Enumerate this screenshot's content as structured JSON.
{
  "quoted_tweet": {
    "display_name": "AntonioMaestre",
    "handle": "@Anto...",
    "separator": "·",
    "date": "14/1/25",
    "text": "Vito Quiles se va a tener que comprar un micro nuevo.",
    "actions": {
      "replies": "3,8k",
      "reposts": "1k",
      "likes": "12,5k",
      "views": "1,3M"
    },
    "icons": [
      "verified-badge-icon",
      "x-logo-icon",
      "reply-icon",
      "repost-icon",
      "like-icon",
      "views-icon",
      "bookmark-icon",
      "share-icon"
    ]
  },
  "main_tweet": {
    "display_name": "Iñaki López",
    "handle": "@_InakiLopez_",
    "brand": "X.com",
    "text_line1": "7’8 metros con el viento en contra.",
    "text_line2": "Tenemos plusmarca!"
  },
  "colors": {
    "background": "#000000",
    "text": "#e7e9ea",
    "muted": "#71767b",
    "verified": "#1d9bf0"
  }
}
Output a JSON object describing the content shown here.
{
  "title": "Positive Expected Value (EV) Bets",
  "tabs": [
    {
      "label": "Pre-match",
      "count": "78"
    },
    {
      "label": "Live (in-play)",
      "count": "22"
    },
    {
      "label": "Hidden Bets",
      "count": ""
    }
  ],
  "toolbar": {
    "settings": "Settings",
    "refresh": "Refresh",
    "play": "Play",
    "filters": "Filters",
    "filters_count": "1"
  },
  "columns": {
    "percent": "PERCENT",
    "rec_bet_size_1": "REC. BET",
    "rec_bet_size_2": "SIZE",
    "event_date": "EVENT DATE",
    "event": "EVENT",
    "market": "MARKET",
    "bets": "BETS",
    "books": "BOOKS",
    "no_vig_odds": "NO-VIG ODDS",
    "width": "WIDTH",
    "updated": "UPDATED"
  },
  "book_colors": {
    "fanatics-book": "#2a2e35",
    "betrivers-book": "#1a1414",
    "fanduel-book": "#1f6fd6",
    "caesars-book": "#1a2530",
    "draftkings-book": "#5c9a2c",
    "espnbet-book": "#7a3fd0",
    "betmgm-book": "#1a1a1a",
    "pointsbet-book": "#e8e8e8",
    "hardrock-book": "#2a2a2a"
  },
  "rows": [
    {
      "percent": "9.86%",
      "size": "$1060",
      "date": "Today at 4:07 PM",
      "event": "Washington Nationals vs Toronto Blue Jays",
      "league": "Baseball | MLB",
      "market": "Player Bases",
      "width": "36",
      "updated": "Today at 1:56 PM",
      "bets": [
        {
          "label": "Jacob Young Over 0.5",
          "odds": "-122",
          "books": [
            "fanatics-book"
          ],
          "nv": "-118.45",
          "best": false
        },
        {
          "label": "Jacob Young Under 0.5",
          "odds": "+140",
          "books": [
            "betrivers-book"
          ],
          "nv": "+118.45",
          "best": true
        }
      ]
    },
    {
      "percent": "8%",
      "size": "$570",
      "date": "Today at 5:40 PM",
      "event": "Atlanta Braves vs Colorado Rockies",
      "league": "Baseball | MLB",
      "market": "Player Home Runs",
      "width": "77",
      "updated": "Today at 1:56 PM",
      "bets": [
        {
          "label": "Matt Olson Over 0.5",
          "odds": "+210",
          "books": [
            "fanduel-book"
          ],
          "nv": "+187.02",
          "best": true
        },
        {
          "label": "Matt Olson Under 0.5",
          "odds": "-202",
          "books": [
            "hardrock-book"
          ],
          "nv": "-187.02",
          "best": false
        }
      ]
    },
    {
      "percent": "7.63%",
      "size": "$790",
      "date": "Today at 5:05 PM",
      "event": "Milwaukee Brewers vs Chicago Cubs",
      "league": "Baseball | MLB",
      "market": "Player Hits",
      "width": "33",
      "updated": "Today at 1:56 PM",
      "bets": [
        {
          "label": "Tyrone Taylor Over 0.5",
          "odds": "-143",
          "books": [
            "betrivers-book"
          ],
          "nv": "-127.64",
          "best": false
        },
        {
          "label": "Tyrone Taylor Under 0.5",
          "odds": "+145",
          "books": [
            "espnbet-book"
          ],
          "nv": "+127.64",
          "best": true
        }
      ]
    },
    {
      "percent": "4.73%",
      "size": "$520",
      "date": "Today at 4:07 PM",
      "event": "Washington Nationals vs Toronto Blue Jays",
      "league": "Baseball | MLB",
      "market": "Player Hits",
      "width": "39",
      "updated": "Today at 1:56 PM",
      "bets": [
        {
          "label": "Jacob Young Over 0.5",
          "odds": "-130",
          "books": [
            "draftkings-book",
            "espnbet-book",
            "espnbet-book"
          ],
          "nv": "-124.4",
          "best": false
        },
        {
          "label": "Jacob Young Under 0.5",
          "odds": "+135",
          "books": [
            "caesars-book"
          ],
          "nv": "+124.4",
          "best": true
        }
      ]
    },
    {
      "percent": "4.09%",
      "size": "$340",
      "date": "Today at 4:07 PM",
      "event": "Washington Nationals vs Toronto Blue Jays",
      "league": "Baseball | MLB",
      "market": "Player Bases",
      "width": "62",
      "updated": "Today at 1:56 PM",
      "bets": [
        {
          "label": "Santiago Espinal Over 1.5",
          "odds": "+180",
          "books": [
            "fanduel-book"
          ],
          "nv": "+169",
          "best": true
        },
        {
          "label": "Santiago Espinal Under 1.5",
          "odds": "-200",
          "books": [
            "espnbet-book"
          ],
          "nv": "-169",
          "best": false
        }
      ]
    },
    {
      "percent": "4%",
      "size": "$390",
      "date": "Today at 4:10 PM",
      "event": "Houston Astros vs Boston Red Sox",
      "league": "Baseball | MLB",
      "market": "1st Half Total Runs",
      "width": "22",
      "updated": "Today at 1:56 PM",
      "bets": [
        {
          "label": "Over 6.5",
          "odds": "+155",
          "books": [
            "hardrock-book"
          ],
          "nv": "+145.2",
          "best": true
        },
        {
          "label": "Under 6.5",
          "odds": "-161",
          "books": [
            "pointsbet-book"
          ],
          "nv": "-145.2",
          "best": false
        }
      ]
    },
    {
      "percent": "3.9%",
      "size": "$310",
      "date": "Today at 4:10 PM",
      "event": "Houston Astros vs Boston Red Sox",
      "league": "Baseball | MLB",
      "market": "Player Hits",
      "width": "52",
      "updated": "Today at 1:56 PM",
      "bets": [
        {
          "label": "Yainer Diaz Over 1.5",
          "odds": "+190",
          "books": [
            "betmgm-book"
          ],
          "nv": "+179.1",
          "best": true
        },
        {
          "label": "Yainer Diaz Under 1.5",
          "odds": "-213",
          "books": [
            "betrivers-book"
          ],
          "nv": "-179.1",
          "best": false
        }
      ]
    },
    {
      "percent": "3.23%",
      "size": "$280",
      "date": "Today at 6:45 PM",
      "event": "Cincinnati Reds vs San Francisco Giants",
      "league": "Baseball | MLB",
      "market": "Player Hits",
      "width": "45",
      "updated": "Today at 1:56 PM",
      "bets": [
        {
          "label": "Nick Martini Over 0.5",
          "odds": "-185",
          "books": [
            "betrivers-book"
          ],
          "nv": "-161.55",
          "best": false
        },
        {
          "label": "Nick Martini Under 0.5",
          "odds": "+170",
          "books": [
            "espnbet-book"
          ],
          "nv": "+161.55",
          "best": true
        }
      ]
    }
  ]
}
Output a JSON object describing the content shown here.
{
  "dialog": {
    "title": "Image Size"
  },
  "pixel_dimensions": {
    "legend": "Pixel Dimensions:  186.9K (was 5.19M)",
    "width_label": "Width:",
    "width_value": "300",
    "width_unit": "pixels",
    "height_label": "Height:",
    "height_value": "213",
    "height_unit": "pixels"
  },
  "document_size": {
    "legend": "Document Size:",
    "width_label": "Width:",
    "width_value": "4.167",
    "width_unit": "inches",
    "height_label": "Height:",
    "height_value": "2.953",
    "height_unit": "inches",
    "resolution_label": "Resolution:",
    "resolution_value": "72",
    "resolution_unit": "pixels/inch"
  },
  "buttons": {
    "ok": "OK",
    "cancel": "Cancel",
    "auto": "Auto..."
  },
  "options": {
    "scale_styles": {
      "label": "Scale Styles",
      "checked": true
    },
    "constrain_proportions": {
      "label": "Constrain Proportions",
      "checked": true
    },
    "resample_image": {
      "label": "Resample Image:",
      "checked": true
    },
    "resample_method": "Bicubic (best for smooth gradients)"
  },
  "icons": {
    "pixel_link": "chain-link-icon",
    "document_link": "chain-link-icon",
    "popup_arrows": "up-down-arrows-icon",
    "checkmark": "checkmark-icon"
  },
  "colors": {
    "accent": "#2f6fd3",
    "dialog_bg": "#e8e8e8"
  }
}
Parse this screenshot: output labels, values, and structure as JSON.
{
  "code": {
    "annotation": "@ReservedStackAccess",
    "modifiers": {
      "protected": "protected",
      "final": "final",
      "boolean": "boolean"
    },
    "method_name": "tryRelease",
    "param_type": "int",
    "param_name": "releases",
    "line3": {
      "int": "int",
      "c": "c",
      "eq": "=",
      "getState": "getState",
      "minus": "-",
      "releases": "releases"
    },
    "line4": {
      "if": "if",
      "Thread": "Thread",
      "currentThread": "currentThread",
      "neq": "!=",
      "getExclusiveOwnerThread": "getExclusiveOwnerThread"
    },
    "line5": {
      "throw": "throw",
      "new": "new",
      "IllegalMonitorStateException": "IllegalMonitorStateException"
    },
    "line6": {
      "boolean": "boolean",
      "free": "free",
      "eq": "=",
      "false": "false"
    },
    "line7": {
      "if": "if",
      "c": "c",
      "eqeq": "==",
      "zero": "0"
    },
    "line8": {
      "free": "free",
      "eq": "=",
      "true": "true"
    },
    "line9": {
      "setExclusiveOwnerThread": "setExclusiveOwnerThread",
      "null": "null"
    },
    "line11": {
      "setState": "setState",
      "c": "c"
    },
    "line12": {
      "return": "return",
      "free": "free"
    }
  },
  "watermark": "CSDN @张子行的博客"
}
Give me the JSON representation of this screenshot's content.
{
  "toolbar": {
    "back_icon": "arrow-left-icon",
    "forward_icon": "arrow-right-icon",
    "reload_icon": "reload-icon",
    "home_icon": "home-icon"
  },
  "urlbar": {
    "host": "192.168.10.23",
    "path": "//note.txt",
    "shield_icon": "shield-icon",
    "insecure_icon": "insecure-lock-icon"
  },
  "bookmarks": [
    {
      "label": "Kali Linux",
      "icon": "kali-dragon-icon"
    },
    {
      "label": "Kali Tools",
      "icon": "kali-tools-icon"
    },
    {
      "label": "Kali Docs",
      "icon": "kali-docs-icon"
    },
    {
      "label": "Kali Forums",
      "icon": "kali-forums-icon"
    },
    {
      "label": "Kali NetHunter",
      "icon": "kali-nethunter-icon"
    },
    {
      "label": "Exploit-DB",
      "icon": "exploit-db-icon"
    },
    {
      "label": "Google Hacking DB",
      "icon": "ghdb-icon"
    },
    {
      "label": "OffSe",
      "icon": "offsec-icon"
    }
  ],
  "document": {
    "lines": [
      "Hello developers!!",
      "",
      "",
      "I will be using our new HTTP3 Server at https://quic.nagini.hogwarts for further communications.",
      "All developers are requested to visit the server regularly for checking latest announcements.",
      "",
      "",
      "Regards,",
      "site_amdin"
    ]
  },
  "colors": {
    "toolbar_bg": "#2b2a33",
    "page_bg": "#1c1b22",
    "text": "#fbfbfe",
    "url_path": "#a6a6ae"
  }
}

*-*-*

- **What you will do**
Filter the records for lines holding the string "Nick". Copy each one.

- **Expected output**
          "label": "Nick Martini Over 0.5",
          "label": "Nick Martini Under 0.5",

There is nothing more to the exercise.